====== Exercise material
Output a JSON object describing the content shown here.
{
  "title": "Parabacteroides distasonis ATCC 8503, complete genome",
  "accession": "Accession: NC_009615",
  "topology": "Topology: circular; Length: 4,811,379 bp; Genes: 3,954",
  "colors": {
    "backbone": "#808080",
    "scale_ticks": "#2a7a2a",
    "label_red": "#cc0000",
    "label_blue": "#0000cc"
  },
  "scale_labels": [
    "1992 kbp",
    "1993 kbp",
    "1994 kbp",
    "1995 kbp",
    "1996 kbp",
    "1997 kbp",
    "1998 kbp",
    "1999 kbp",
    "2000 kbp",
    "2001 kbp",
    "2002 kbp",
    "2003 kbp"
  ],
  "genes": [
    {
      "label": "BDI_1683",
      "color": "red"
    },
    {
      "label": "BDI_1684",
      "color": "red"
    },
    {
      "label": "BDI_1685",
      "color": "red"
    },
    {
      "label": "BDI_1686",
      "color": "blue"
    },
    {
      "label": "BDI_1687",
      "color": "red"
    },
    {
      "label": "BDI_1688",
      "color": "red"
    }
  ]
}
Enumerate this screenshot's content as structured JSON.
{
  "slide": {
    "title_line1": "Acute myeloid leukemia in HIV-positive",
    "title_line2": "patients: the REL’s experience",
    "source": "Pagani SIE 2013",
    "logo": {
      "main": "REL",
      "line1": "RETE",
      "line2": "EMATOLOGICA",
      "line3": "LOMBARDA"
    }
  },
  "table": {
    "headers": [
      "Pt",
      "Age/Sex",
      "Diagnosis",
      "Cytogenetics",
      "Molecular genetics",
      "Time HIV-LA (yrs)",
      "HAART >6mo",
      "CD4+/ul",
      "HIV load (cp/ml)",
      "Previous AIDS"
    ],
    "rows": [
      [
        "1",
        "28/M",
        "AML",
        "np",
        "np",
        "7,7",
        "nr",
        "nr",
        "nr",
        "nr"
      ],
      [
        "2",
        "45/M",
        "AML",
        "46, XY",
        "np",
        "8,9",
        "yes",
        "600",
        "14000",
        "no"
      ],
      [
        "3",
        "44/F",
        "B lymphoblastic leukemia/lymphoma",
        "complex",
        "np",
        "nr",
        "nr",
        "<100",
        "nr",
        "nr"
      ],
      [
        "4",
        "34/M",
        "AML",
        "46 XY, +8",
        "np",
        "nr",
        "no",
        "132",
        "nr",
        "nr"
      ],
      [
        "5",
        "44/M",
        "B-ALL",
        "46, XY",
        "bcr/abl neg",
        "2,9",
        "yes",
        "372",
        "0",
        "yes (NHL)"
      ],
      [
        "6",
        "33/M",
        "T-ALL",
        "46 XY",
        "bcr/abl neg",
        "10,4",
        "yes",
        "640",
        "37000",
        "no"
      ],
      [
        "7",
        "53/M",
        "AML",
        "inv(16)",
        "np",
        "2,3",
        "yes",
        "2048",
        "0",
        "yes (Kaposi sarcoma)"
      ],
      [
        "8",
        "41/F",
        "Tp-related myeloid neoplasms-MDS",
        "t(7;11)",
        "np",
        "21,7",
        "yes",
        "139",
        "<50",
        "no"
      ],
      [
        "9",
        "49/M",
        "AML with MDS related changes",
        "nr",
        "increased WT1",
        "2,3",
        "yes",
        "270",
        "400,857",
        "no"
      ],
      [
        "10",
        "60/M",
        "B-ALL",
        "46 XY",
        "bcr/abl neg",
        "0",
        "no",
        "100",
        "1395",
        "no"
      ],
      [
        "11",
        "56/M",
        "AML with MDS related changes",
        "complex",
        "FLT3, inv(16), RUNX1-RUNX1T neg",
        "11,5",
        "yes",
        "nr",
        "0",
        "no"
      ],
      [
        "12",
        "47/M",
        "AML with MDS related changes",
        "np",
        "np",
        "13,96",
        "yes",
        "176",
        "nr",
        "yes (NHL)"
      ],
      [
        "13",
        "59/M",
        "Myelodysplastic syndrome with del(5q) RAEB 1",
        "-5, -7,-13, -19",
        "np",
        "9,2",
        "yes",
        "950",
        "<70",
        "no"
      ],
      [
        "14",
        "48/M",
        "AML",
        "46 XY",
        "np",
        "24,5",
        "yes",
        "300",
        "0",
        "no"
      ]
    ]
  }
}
============
» **Task prompt**
Copy out each line of the entries that holds "leukemia".

» **Response**
    "title_line1": "Acute myeloid leukemia in HIV-positive",
        "B lymphoblastic leukemia/lymphoma",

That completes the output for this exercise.